Texto proporcionado:
José Ortega y Gasset, "El hombre y la gente: ensimismamiento y alteración," disertación, Buenos Aires, 1939 (Ensimismamiento y alteración: meditación de la técnica, Buenos Aires: Espasa-Calpe Argentina, 1939; Obras Completas, Madrid: Alianza Editorial-Revista de Occidente, 1983, vol. VII, p. 90).
El hombre vive en riesgo permanente de deshumanizarse. No sólo es problemático y contingente que le pase esto o lo otro, como a los demás animales, sino que al hombre le pasa a veces nada menos que no ser hombre.
La condición del hombre es [...] incertidumbre sustancial. Por eso está tan bien aquel mote, grácilmente amanerado, de un señor borgoñón del siglo XV: Rien ne m'est sûre que la chose incertaine.[1] «Sólo me es seguro lo inseguro e incierto.»[2]
No hay adquisición humana que sea firme. Aun lo que nos parezca más logrado y consolidado puede desaparecer en pocas generaciones. Eso que llamamos «civilización» -todas esas comodidades físicas y morales, todos esos descansos, todos esos cobijos, todas esas virtudes y disciplinas habitualizadas ya, con que solemos contar y que en efecto constituyen un repertorio o sistema de seguridades que el hombre se fabricó como una balsa, en el naufragio inicial que es siempre el vivir-, todas esas seguridades son seguridades inseguras que en un dos por tres, al menor descuido, escapan de entre las manos de los hombres y se desvanecen como fantasmas. La historia nos cuenta de innumerables retrocesos, de decadencias y degeneraciones. Pero no está dicho que no sean posibles retrocesos mucho más radicales que todos los conocidos,
incluso el más radical de todos: la total volatilización del hombre como hombre
y su taciturno reingreso en la escala animal, en la plena y definitiva alteración.

Datos proporcionados:

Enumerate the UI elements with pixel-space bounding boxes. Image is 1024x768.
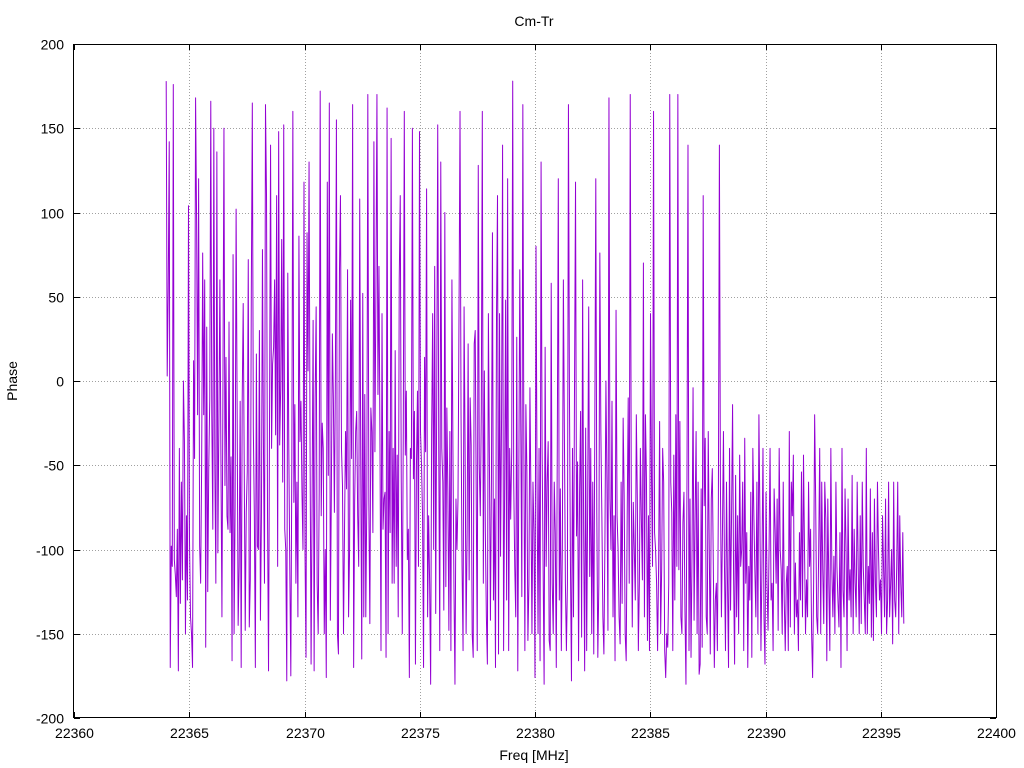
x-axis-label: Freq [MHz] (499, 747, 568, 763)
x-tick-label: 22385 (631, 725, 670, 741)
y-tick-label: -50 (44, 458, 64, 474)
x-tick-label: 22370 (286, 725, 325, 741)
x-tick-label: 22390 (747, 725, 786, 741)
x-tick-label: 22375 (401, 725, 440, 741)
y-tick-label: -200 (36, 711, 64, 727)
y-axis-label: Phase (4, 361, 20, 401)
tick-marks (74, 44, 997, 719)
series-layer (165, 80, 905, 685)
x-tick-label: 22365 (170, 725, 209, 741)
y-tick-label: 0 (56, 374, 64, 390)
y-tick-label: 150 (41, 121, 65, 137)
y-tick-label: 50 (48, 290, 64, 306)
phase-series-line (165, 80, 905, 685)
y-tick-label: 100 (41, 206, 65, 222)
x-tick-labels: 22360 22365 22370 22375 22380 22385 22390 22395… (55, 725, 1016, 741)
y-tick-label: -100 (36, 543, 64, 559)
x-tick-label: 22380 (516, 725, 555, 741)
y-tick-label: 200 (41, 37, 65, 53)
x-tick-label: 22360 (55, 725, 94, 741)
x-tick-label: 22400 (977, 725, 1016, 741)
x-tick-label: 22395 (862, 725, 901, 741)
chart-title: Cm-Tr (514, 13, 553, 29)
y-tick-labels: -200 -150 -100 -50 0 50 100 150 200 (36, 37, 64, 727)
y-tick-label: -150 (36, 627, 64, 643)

==

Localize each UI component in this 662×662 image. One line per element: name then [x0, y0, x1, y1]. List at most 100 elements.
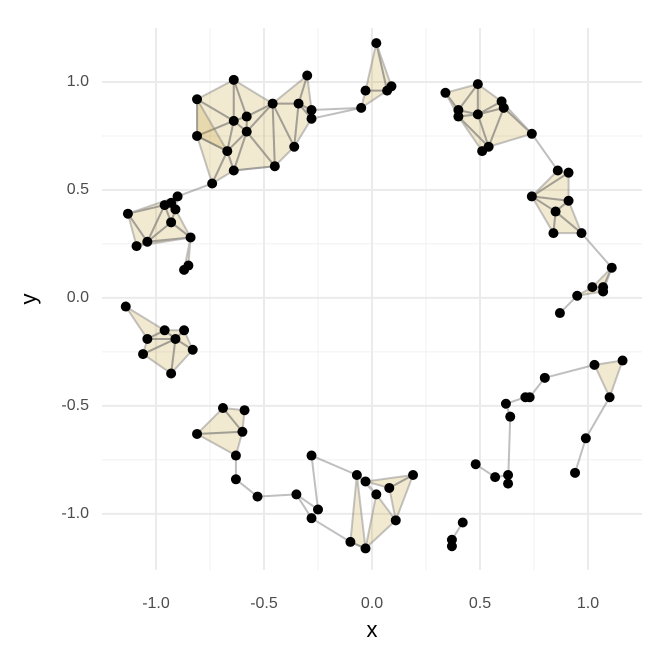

Ejercicios:
a - Cambia "riesgo permanente" por "peligro constante" y reproduce el pasaje del texto sobre la condición humana que empieza en "José Ortega y" y termina en "no ser hombre.".
b - Retoma el texto sobre la condición humana y continúalo a partir de su última frase.

Resultados por tarea:
a -
José Ortega y Gasset, "El hombre y la gente: ensimismamiento y alteración," disertación, Buenos Aires, 1939 (Ensimismamiento y alteración: meditación de la técnica, Buenos Aires: Espasa-Calpe Argentina, 1939; Obras Completas, Madrid: Alianza Editorial-Revista de Occidente, 1983, vol. VII, p. 90).
El hombre vive en peligro constante de deshumanizarse. No sólo es problemático y contingente que le pase esto o lo otro, como a los demás animales, sino que al hombre le pasa a veces nada menos que no ser hombre.

b -
La suerte de la cultura, el destino del hombre, depende de que en el fondo de
nuestro ser mantengamos siempre vivaz esta dramática conciencia y, como un
contrapunto murmurante en nuestras entrañas, sintamos bien que sólo nos es
segura la inseguridad.
Tres estudios para figuras (1944), inquietante pintura de Francis Bacon
_____
1. François Villon (François de Montcorbier, 1431-1463), célebre poeta francés de fines del medioevo. Ortega cita su "Ballade du concours de Blois," también conocida como la Ballade des contradictions:
Je meurs de seuf auprès de la fontaine,
Chaud comme feu, et tremble dent à dent ;
En mon pays suis en terre lointaine ;
Lez un brasier frissonne tout ardent ;
Nu comme un ver, vêtu en président,
Je ris en pleurs et attends sans espoir ;
Confort reprends en triste désespoir ;
Je m'éjouis et n'ai plaisir aucun ;
Puissant je suis sans force et sans pouvoir,
Bien recueilli, débouté de chacun.
Rien ne m'est sûr que la chose incertaine ;
Obscur, fors ce qui est tout évident ;
Doute ne fais, fors en chose certaine ;
Science tiens à soudain accident ;
Je gagne tout et demeure perdant ;
Au point du jour dis : " Dieu vous doint bon soir ! "
Gisant envers, j'ai grand paour de choir ;
J'ai bien de quoi et si n'en ai pas un ;
Echoite attends et d'homme ne suis hoir,
Bien recueilli, débouté de chacun.
De rien n'ai soin, si mets toute ma peine
D'acquérir biens et n'y suis prétendant ;
Qui mieux me dit, c'est cil qui plus m'ataine,
Et qui plus vrai, lors plus me va bourdant ;
Mon ami est, qui me fait entendant
D'un cygne blanc que c'est un corbeau noir ;
Et qui me nuit, crois qu'il m'aide à pourvoir ;
Bourde, verté, aujourd'hui m'est tout un ;
Je retiens tout, rien ne sait concevoir,
Bien recueilli, débouté de chacun.
Prince clément, or vous plaise savoir
Que j'entends mout et n'ai sens ne savoir :
Partial suis, à toutes lois commun.
Que sais-je plus ? Quoi ? Les gages ravoir,
Bien recueilli, débouté de chacun.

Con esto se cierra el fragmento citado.